_TEXTO PROPORCIONADO:_
******************************
Si no somos musas de sus letras, sus guiones o sus cuadros, calladitas e inspiradoras, ¿todo lo que les ocurre o se les ocurre sucede entre hombres?
Mi amigo es uno de los tipos más inteligentes y menos sexistas que conozco y, no obstante, su historia nos obviaba. Por supuesto, él lo reconoció y planteó su más honesta disponibilidad y deseo de leer nuestra parte de la historia.
Elegidas por un galán maduro o exitoso
Musas son la mayoría de las protagonistas del cine hollywoodense más convencional, siempre muchísimo más jóvenes que los galanes masculinos; o las delgadísimas jóvenes francesas del cine de la Nouvelle Vague, dejándose enamorar por unos intelectuales con mucha labia que no paran de adularlas y engañarlas. También son musas buena parte de las mujeres que acompañan en sus limusinas a los músicos del pop multimillonario o a los deportistas de élite, o las hermosas mujeres que prestan sus cuerpos y sus voces para leer guiones en la TV, como contraparte de los animadores masculinos que son los que hacen las gracias.
En Hijas del futuro, una colección de ensayos de Cristina Jurado y Lola Robles, sobre “la literatura de ciencia ficción, fantástica y de lo maravilloso desde la mirada feminista” que acaba de publicar Consonni, se recopilan incluso los roles femeninos que aparecen en los comics y videojuegos; resulta, pues, que hay una prevalencia de chicas-musa que, como “la princesa Disney, satisfacen la mirada masculina”, según Enerio Dima. Su artículo se denomina Tu princesa está en otro castillo, pero ahora se llama Mary Sue: Mary Sue es “muy joven, adolescente (…), no tiene defectos, y en caso de tenerlos solo sirven para hacerla aún más maravillosa (…), y a menudo tiene que sacrificarse de modo dramático para salvar al resto de los personajes”.
Lo fértil o las “hembras viables”
******************************
_ENTRADAS DE DATOS:_

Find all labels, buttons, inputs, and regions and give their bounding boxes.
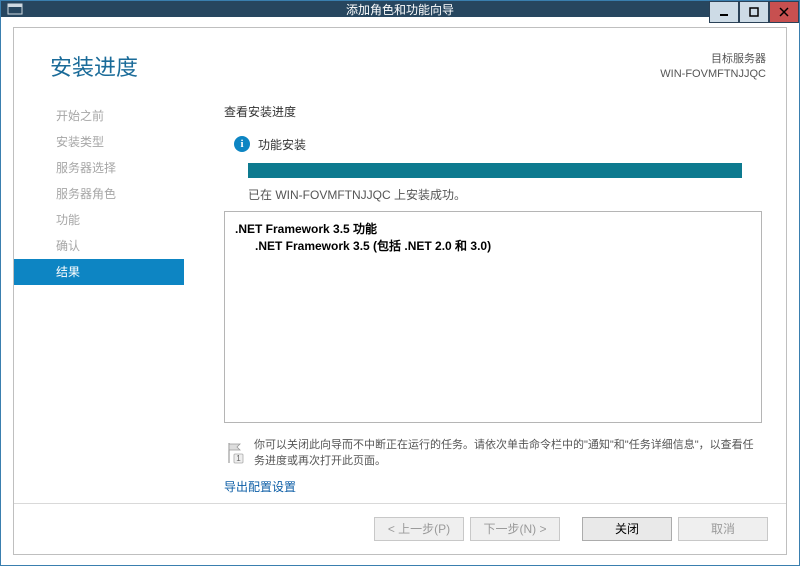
- progress-bar: [248, 163, 742, 178]
- status-row: i 功能安装: [224, 136, 766, 153]
- inner-panel: 安装进度 目标服务器 WIN-FOVMFTNJJQC 开始之前 安装类型 服务器…: [13, 27, 787, 555]
- close-button[interactable]: 关闭: [582, 517, 672, 541]
- note-text: 你可以关闭此向导而不中断正在运行的任务。请依次单击命令栏中的"通知"和"任务详细…: [254, 437, 756, 470]
- page-header: 安装进度 目标服务器 WIN-FOVMFTNJJQC: [14, 28, 786, 89]
- sidebar-item-features: 功能: [14, 207, 184, 233]
- status-text: 功能安装: [258, 136, 306, 153]
- cancel-button: 取消: [678, 517, 768, 541]
- main-panel: 查看安装进度 i 功能安装 已在 WIN-FOVMFTNJJQC 上安装成功。 …: [184, 89, 786, 503]
- sidebar-item-server-roles: 服务器角色: [14, 181, 184, 207]
- svg-text:1: 1: [236, 454, 241, 463]
- feature-line-1: .NET Framework 3.5 功能: [235, 220, 751, 237]
- close-window-button[interactable]: [769, 1, 799, 23]
- window-controls: [709, 1, 799, 23]
- maximize-button[interactable]: [739, 1, 769, 23]
- export-config-link[interactable]: 导出配置设置: [224, 476, 766, 503]
- sidebar-item-install-type: 安装类型: [14, 129, 184, 155]
- sidebar-item-before-begin: 开始之前: [14, 103, 184, 129]
- minimize-button[interactable]: [709, 1, 739, 23]
- content-frame: 安装进度 目标服务器 WIN-FOVMFTNJJQC 开始之前 安装类型 服务器…: [1, 17, 799, 566]
- feature-line-2: .NET Framework 3.5 (包括 .NET 2.0 和 3.0): [235, 237, 751, 254]
- flag-icon: 1: [224, 441, 244, 468]
- note-area: 1 你可以关闭此向导而不中断正在运行的任务。请依次单击命令栏中的"通知"和"任务…: [224, 423, 766, 476]
- installed-features-box: .NET Framework 3.5 功能 .NET Framework 3.5…: [224, 211, 762, 423]
- wizard-footer: < 上一步(P) 下一步(N) > 关闭 取消: [14, 503, 786, 554]
- page-title: 安装进度: [50, 50, 138, 82]
- sidebar-item-results: 结果: [14, 259, 184, 285]
- app-icon: [7, 1, 23, 17]
- install-result-text: 已在 WIN-FOVMFTNJJQC 上安装成功。: [224, 186, 766, 203]
- target-server-name: WIN-FOVMFTNJJQC: [660, 67, 766, 82]
- previous-button: < 上一步(P): [374, 517, 464, 541]
- wizard-sidebar: 开始之前 安装类型 服务器选择 服务器角色 功能 确认 结果: [14, 89, 184, 503]
- sidebar-item-confirm: 确认: [14, 233, 184, 259]
- section-label: 查看安装进度: [224, 103, 766, 120]
- target-server-info: 目标服务器 WIN-FOVMFTNJJQC: [660, 50, 766, 83]
- wizard-window: 添加角色和功能向导 安装进度 目标服务器 WIN-FOVMF: [0, 0, 800, 566]
- body-split: 开始之前 安装类型 服务器选择 服务器角色 功能 确认 结果 查看安装进度 i …: [14, 89, 786, 503]
- info-icon: i: [234, 136, 250, 152]
- sidebar-item-server-select: 服务器选择: [14, 155, 184, 181]
- target-server-label: 目标服务器: [660, 52, 766, 67]
- title-bar: 添加角色和功能向导: [1, 1, 799, 17]
- next-button: 下一步(N) >: [470, 517, 560, 541]
- window-title: 添加角色和功能向导: [346, 1, 454, 18]
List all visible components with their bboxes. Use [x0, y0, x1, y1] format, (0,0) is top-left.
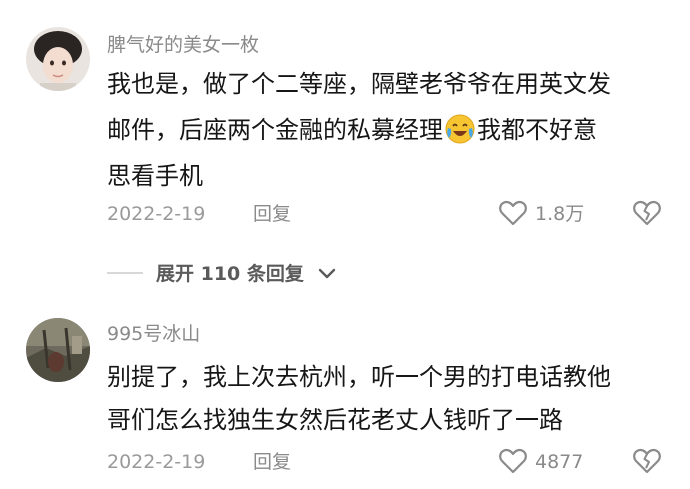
like-count: 1.8万 [535, 203, 585, 225]
comment-text-line: 邮件，后座两个金融的私募经理 我都不好意 [107, 114, 597, 146]
comment-text-line: 哥们怎么找独生女然后花老丈人钱听了一路 [107, 406, 563, 434]
chevron-down-icon[interactable] [318, 266, 336, 285]
avatar[interactable] [26, 318, 90, 382]
comment-date: 2022-2-19 [107, 451, 206, 473]
heart-icon[interactable] [499, 200, 527, 230]
crying-laughing-emoji-icon [445, 114, 475, 144]
divider [107, 272, 143, 274]
avatar[interactable] [26, 27, 90, 91]
comment-text-line: 我也是，做了个二等座，隔壁老爷爷在用英文发 [107, 70, 611, 98]
comment-text-segment: 我都不好意 [477, 116, 597, 144]
broken-heart-icon[interactable] [633, 448, 661, 478]
comment-text-line: 思看手机 [107, 162, 203, 190]
comment-username[interactable]: 995号冰山 [107, 322, 200, 346]
comment-username[interactable]: 脾气好的美女一枚 [107, 33, 259, 57]
comment-date: 2022-2-19 [107, 203, 206, 225]
reply-button[interactable]: 回复 [253, 450, 291, 474]
reply-button[interactable]: 回复 [253, 202, 291, 226]
comment-text-segment: 邮件，后座两个金融的私募经理 [107, 116, 443, 144]
broken-heart-icon[interactable] [633, 200, 661, 230]
comment-text-line: 别提了，我上次去杭州，听一个男的打电话教他 [107, 363, 611, 391]
heart-icon[interactable] [499, 448, 527, 478]
expand-replies-button[interactable]: 展开 110 条回复 [156, 262, 304, 286]
like-count: 4877 [535, 451, 584, 473]
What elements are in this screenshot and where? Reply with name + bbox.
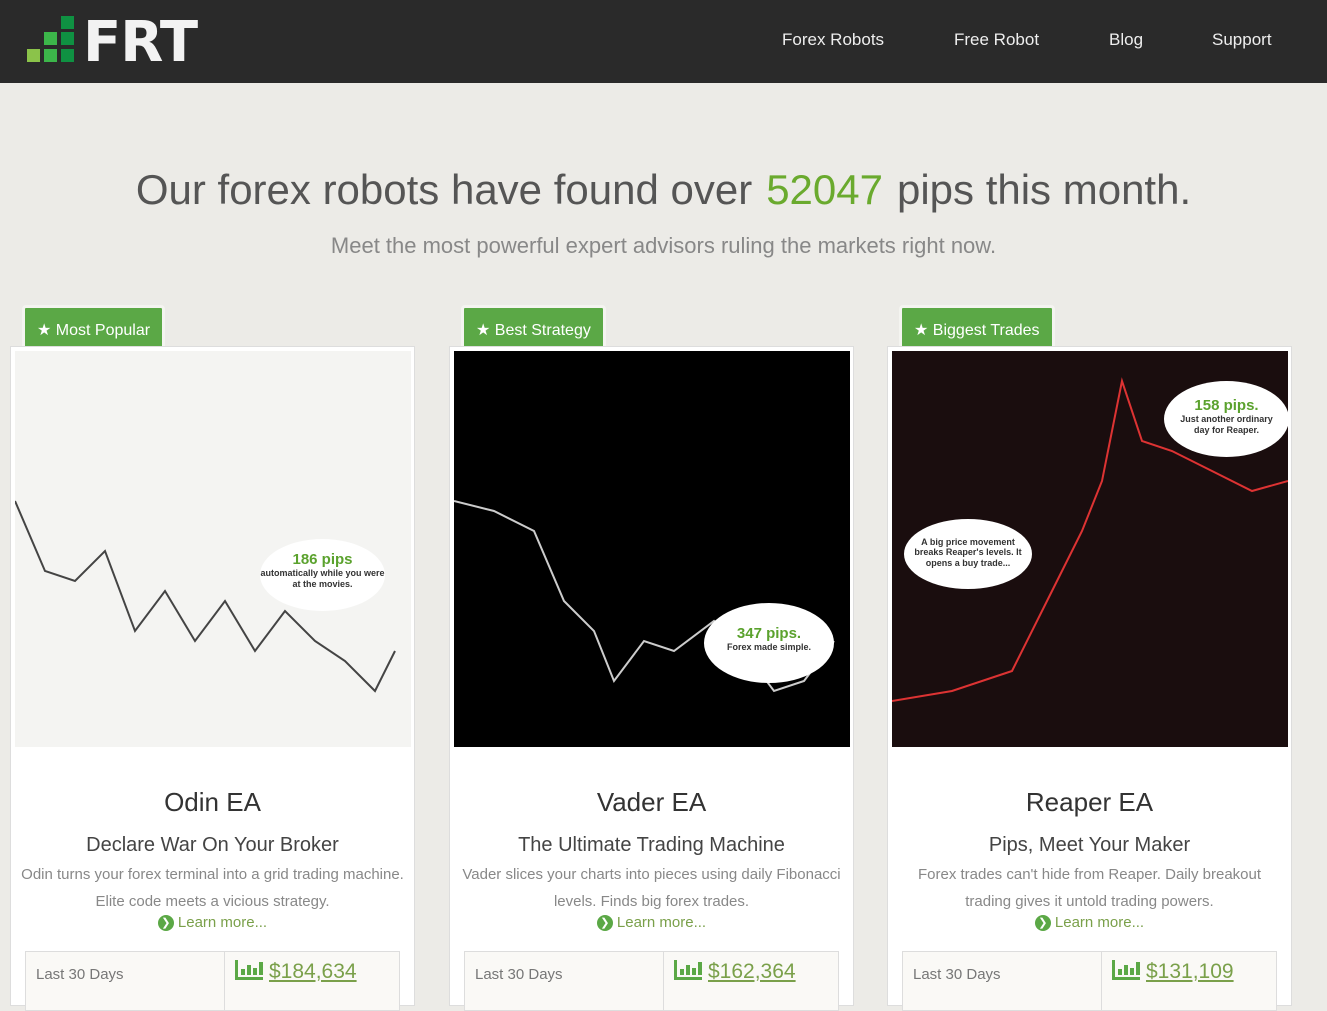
nav-free-robot[interactable]: Free Robot <box>954 30 1039 50</box>
badge-label: Most Popular <box>55 322 151 339</box>
robot-card: 186 pips automatically while you were at … <box>10 346 415 1011</box>
stats-box: Last 30 Days $162,364 <box>464 951 839 1011</box>
chart-image <box>454 500 835 693</box>
stat-label: Last 30 Days <box>903 952 1102 1010</box>
stat-value: $184,634 <box>269 960 357 983</box>
star-icon: ★ <box>914 322 929 339</box>
stat-value: $162,364 <box>708 960 796 983</box>
logo-square-icon <box>61 32 74 45</box>
stat-value-link[interactable]: $131,109 <box>1102 952 1244 1010</box>
chart-callout: A big price movement breaks Reaper's lev… <box>904 519 1032 589</box>
robot-name: Vader EA <box>596 787 707 817</box>
chevron-right-icon: ❯ <box>596 915 613 931</box>
nav-support[interactable]: Support <box>1212 30 1272 50</box>
logo-square-icon <box>61 49 74 62</box>
stat-value-link[interactable]: $184,634 <box>225 952 367 1010</box>
chart-callout: 158 pips. Just another ordinary day for R… <box>1164 381 1288 457</box>
learn-more-label: Learn more... <box>1054 914 1145 931</box>
learn-more-link[interactable]: ❯ Learn more... <box>450 914 853 931</box>
logo-square-icon <box>61 16 74 29</box>
stat-value: $131,109 <box>1146 960 1234 983</box>
nav-blog[interactable]: Blog <box>1109 30 1143 50</box>
stat-label: Last 30 Days <box>465 952 664 1010</box>
logo-text: FRT <box>83 10 198 75</box>
stat-value-link[interactable]: $162,364 <box>664 952 806 1010</box>
logo-square-icon <box>27 49 40 62</box>
bar-chart-icon <box>674 960 702 980</box>
hero-title-text: Our forex robots have found over <box>135 166 753 213</box>
chevron-right-icon: ❯ <box>1034 915 1051 931</box>
robot-tagline: The Ultimate Trading Machine <box>518 834 785 856</box>
chart-screenshot[interactable]: 186 pips automatically while you were at … <box>15 351 411 747</box>
robot-description: Odin turns your forex terminal into a gr… <box>21 866 404 910</box>
chart-callout: 347 pips. Forex made simple. <box>704 603 834 683</box>
pips-count: 52047 <box>766 166 883 213</box>
hero-subtitle: Meet the most powerful expert advisors r… <box>330 233 997 258</box>
robot-tagline: Pips, Meet Your Maker <box>988 834 1191 856</box>
badge-label: Biggest Trades <box>932 322 1040 339</box>
stats-box: Last 30 Days $131,109 <box>902 951 1277 1011</box>
robot-description: Forex trades can't hide from Reaper. Dai… <box>917 866 1262 910</box>
bar-chart-icon <box>235 960 263 980</box>
logo-square-icon <box>44 32 57 45</box>
star-icon: ★ <box>476 322 491 339</box>
robot-name: Reaper EA <box>1025 787 1154 817</box>
chart-screenshot[interactable]: 347 pips. Forex made simple. <box>454 351 850 747</box>
robot-card: 347 pips. Forex made simple. Vader EA The… <box>449 346 854 1011</box>
robot-tagline: Declare War On Your Broker <box>86 834 339 856</box>
header: FRT Forex Robots Free Robot Blog Support <box>0 0 1327 83</box>
learn-more-label: Learn more... <box>616 914 707 931</box>
chart-screenshot[interactable]: 158 pips. Just another ordinary day for R… <box>892 351 1288 747</box>
badge-label: Best Strategy <box>494 322 591 339</box>
hero-title: Our forex robots have found over 52047 pip… <box>0 166 1327 214</box>
card-badge: ★ Biggest Trades <box>899 305 1055 347</box>
card-badge: ★ Most Popular <box>22 305 166 347</box>
robot-card: 158 pips. Just another ordinary day for R… <box>887 346 1292 1011</box>
robot-description: Vader slices your charts into pieces usi… <box>462 866 841 910</box>
stat-label: Last 30 Days <box>26 952 225 1010</box>
nav-forex-robots[interactable]: Forex Robots <box>782 30 884 50</box>
star-icon: ★ <box>37 322 52 339</box>
chart-callout: 186 pips automatically while you were at … <box>260 539 385 611</box>
chevron-right-icon: ❯ <box>157 915 174 931</box>
logo-square-icon <box>44 49 57 62</box>
learn-more-label: Learn more... <box>177 914 268 931</box>
bar-chart-icon <box>1112 960 1140 980</box>
learn-more-link[interactable]: ❯ Learn more... <box>11 914 414 931</box>
hero-title-text: pips this month. <box>896 166 1192 213</box>
card-badge: ★ Best Strategy <box>461 305 606 347</box>
learn-more-link[interactable]: ❯ Learn more... <box>888 914 1291 931</box>
robot-name: Odin EA <box>164 787 261 817</box>
stats-box: Last 30 Days $184,634 <box>25 951 400 1011</box>
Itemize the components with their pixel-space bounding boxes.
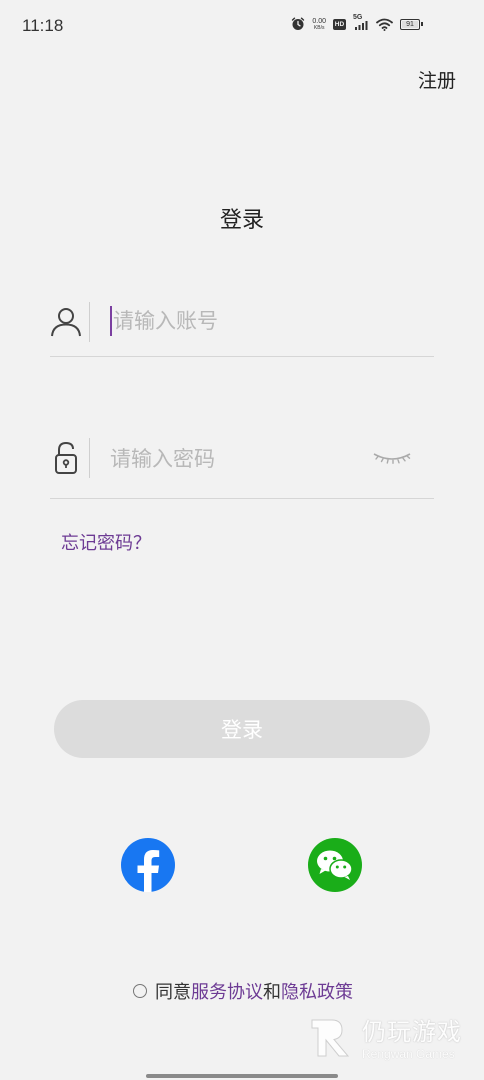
field-separator	[89, 438, 90, 478]
wechat-icon	[315, 848, 355, 882]
net-speed: 0.00 KB/s	[312, 18, 326, 31]
password-field[interactable]	[50, 432, 434, 499]
signal-icon: 5G	[353, 14, 369, 31]
privacy-link[interactable]: 隐私政策	[281, 978, 353, 1004]
watermark: 仍玩游戏 Rengwan Games	[308, 1012, 462, 1061]
lock-icon	[54, 441, 80, 479]
page-title: 登录	[219, 208, 264, 233]
facebook-login-button[interactable]	[121, 838, 175, 892]
watermark-subtitle: Rengwan Games	[362, 1047, 455, 1061]
facebook-icon	[121, 838, 175, 892]
password-input[interactable]	[110, 443, 394, 475]
terms-link[interactable]: 服务协议	[191, 978, 263, 1004]
hide-password-icon[interactable]	[372, 448, 412, 470]
register-link[interactable]: 注册	[418, 66, 456, 93]
agreement-prefix: 同意	[155, 982, 191, 1003]
status-time: 11:18	[22, 16, 64, 35]
net-speed-value: 0.00	[312, 17, 326, 25]
home-indicator	[146, 1074, 338, 1078]
hd-icon: HD	[333, 18, 346, 30]
battery-icon: 91	[400, 18, 423, 30]
text-cursor	[110, 306, 112, 336]
status-icons: 0.00 KB/s HD 5G 91	[291, 14, 423, 31]
forgot-password-link[interactable]: 忘记密码？	[61, 529, 151, 555]
net-speed-unit: KB/s	[313, 24, 325, 31]
network-type: 5G	[353, 14, 363, 21]
agreement-row: 同意 服务协议 和 隐私政策	[133, 978, 353, 1004]
account-underline	[50, 356, 434, 357]
alarm-icon	[291, 17, 305, 31]
user-icon	[50, 305, 82, 341]
wifi-icon	[376, 18, 393, 31]
field-separator	[89, 302, 90, 342]
battery-level: 91	[406, 20, 414, 28]
login-button[interactable]: 登录	[54, 700, 430, 758]
agreement-and: 和	[263, 982, 281, 1003]
watermark-title: 仍玩游戏	[362, 1018, 462, 1046]
wechat-login-button[interactable]	[308, 838, 362, 892]
password-underline	[50, 498, 434, 499]
account-input[interactable]	[113, 305, 394, 337]
agree-checkbox[interactable]	[133, 984, 147, 998]
watermark-logo-icon	[308, 1014, 354, 1060]
account-field[interactable]	[50, 298, 434, 357]
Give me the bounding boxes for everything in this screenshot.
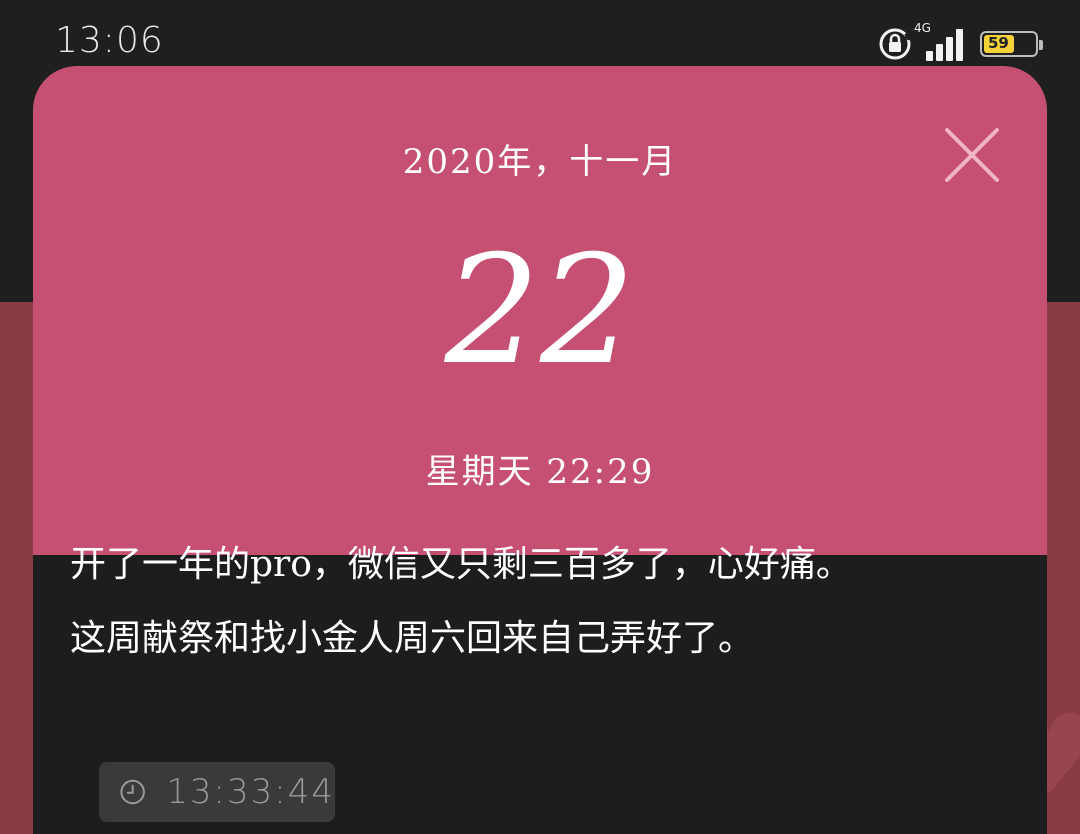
******************************
_TAREAS POR REALIZAR:_
1) Según el texto sobre las musas, ¿qué editorial acaba de publicar Hijas del futuro?
2) En el texto sobre las musas, ¿por qué el amigo se muestra dispuesto a leer «nuestra parte de la historia»? Explícalo en una a tres oraciones.
3) Redacta la continuación del texto sobre las musas a partir del subtítulo «Lo fértil o las “hembras viables”».
Las líneas no tienen relación con el texto proporcionado.

_LAS RESPUESTAS:_
1) Consonni.

2) Su historia dejaba fuera a las mujeres y él lo reconoció. Por eso ofreció con honestidad su disponibilidad y su deseo de leer la parte de ellas.

3)
En las fábulas de Disney, están las princesas (fértiles) y las viejas amargadas (menopáusicas, grrrr) que intentan ponerles zancadillas a las jóvenes hermosas. A esta categorización burda de las mujeres, que no es nuestra sino de los hombres, hemos adherido nosotras mismas durante demasiado tiempo. La mirada masculina nos ha permeado históricamente y es hora de decirle basta y no perpetuarla, ni mucho menos ampliarla a las personas trans o intersexo.
Siento, como muchas mujeres con útero, que nuestra gracia como madres –consumadas o potenciales– no debería empujarnos a ser hembras transexcluyentes. Nacimos, es cierto, con un cuerpo viable para gestar y parir y de ahí la mención a la gracia y, por supuesto, las gracias. Pero resulta que ese cuerpo viable es efímero, porque su viabilidad desaparece con el tiempo, para dar paso a otro cuerpo estéril, como el de quienes no nacieron con útero ni canal de parto. Una certeza (o verdad de Perogrullo) que debería inducir en nosotras otro nacimiento, solidario, de reflexión y hermandad con todas las personas que nunca fueron o que no volverán a ser fértiles princesas Disney.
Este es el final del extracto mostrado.